**Problem description**
Pick out every line that holds the string "项目包装策划" and copy it.

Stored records
## Begin

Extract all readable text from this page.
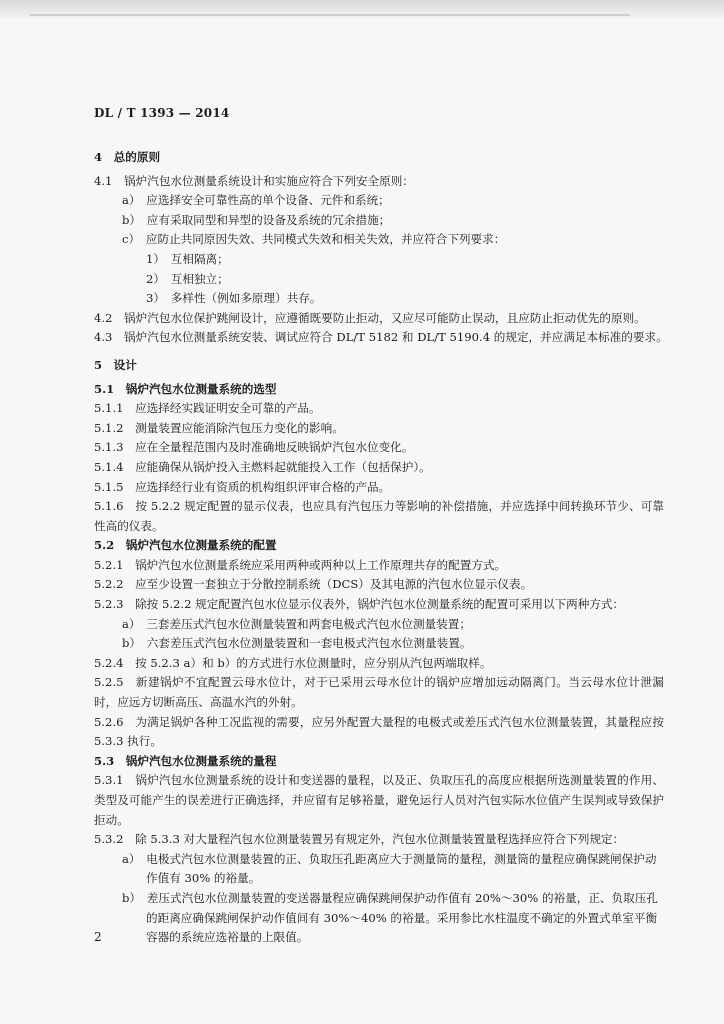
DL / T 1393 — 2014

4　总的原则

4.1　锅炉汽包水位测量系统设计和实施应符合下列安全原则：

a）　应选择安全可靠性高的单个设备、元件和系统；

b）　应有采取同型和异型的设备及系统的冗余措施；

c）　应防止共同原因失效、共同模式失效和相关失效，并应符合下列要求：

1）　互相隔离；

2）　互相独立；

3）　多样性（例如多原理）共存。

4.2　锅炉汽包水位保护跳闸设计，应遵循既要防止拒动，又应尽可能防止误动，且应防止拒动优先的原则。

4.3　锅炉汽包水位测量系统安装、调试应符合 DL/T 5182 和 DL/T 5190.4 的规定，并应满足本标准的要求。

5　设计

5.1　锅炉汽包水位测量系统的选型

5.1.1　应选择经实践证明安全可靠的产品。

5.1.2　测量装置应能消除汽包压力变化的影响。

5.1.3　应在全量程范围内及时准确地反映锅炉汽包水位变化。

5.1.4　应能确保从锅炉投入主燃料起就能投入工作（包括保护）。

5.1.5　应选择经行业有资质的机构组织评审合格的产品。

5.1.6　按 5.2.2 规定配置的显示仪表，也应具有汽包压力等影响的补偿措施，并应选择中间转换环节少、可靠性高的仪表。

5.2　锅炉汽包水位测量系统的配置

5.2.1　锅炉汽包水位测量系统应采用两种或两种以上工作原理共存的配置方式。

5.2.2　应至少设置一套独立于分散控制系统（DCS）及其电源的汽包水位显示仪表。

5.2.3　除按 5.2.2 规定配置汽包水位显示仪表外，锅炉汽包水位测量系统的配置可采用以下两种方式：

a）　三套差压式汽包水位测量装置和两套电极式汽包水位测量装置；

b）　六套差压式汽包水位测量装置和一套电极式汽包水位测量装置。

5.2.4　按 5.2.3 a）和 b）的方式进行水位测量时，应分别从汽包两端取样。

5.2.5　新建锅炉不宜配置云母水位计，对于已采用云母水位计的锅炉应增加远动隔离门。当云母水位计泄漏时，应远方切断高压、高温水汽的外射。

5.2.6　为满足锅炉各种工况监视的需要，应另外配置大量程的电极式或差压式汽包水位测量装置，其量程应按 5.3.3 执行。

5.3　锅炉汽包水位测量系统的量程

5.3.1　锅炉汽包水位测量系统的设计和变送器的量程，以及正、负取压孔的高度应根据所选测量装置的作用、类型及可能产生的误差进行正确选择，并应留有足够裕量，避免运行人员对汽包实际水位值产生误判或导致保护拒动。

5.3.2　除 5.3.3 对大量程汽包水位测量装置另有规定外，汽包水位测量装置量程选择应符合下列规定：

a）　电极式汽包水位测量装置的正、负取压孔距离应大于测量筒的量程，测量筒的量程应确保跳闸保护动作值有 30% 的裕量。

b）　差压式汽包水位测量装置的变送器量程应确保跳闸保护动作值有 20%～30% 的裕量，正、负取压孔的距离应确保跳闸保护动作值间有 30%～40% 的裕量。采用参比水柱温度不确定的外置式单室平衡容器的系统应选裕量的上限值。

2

## End
## Begin

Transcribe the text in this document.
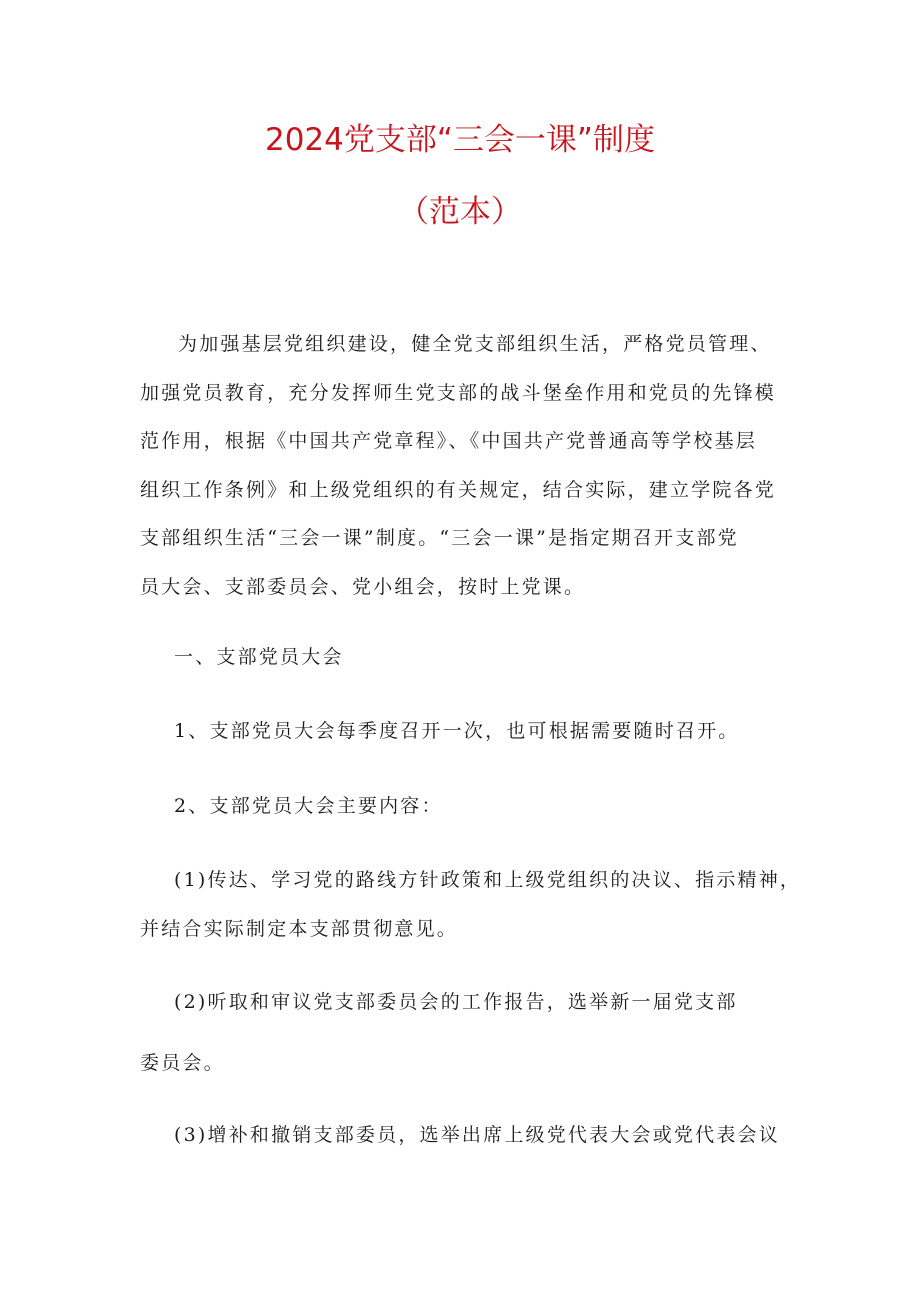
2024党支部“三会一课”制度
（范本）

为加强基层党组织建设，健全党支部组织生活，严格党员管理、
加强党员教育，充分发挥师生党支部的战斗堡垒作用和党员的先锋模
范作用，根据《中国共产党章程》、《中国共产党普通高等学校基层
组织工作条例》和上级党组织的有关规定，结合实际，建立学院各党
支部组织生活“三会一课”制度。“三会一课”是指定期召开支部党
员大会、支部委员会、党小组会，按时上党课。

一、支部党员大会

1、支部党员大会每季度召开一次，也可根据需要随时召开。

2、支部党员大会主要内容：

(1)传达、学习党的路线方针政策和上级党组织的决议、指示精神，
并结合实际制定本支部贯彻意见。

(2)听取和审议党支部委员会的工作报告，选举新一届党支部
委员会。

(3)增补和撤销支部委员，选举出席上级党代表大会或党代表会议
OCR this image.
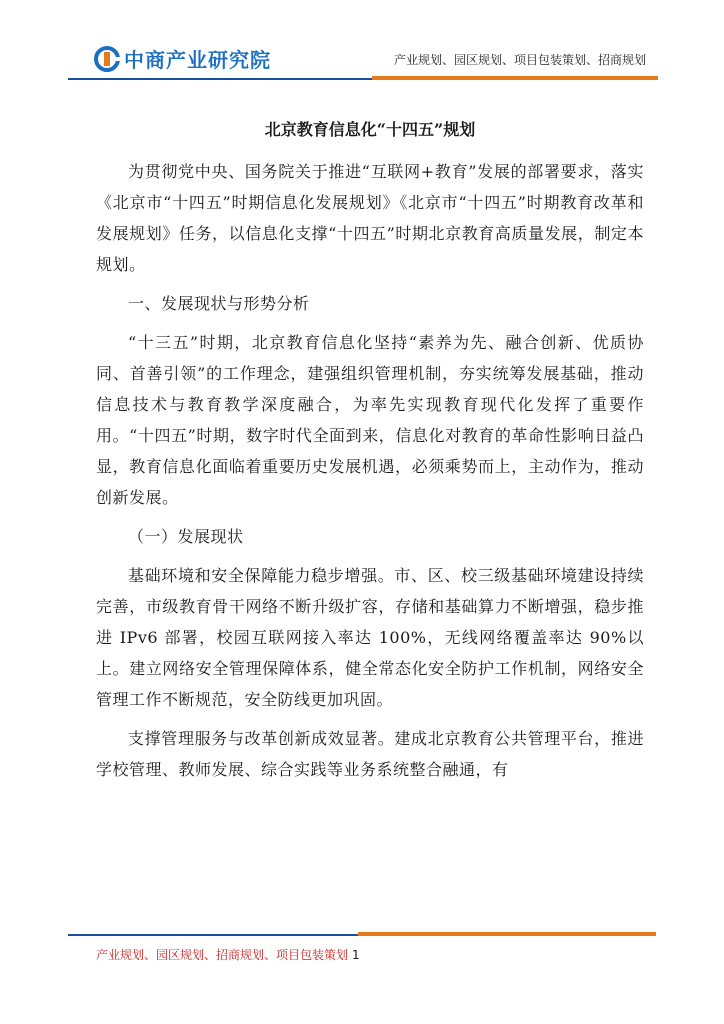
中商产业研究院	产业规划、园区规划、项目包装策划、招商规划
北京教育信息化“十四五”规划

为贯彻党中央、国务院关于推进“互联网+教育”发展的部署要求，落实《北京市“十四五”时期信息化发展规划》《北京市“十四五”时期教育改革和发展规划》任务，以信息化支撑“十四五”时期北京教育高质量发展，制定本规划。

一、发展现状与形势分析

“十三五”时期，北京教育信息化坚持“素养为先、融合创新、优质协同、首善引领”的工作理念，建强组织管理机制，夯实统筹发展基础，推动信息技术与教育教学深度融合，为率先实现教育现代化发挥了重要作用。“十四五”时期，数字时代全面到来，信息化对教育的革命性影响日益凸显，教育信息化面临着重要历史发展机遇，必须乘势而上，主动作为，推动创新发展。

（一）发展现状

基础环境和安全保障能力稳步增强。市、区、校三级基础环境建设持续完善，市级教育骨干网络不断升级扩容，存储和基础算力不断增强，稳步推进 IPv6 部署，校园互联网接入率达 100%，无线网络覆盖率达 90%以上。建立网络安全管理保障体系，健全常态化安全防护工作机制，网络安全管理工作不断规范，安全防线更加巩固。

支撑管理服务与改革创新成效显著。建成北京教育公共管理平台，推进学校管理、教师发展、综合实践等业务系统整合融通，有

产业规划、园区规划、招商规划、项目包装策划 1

## End
## Begin

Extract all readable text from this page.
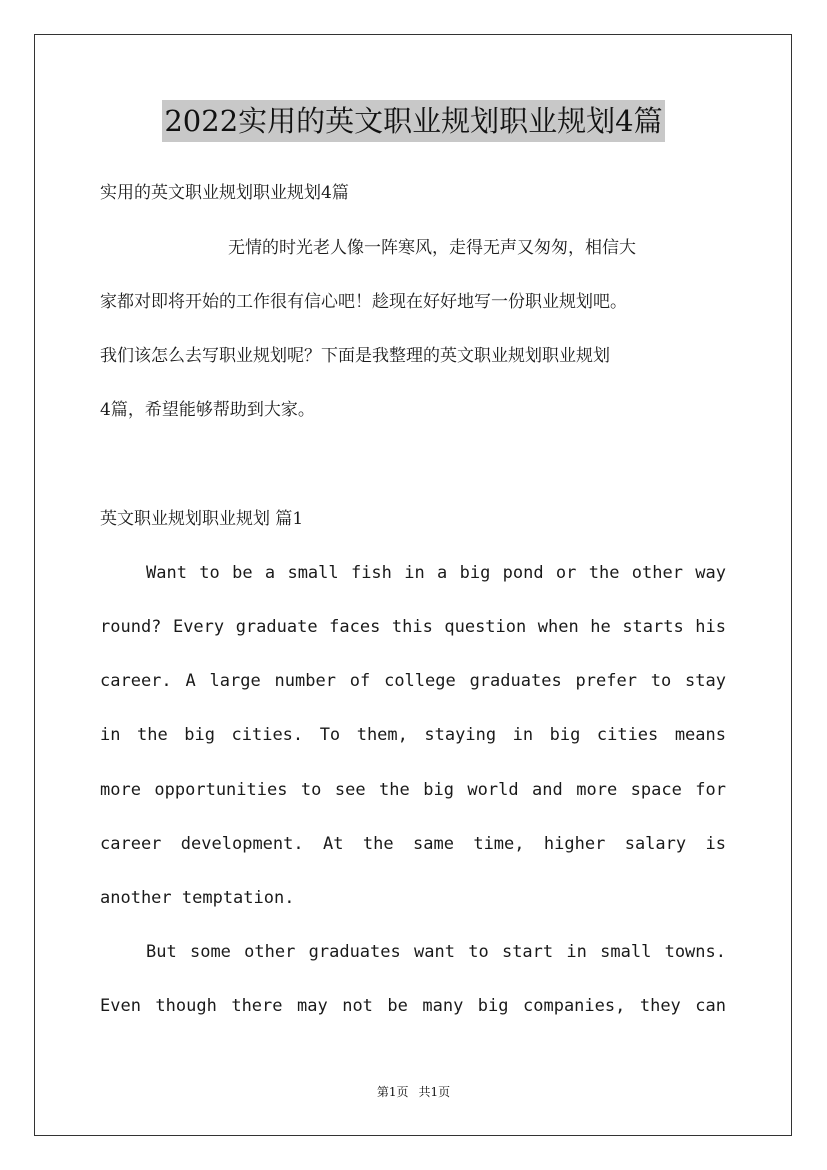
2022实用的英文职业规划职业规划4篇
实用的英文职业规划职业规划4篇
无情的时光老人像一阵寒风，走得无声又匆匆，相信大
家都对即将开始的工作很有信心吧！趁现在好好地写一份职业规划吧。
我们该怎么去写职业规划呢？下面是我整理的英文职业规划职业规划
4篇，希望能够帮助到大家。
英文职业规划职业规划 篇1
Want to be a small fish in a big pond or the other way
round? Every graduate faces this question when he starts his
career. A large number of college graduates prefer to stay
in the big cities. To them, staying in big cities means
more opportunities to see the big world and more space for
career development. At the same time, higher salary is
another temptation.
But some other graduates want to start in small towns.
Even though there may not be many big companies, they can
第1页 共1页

## End

**Written answer**
中商产业研究院	产业规划、园区规划、项目包装策划、招商规划
产业规划、园区规划、招商规划、项目包装策划 1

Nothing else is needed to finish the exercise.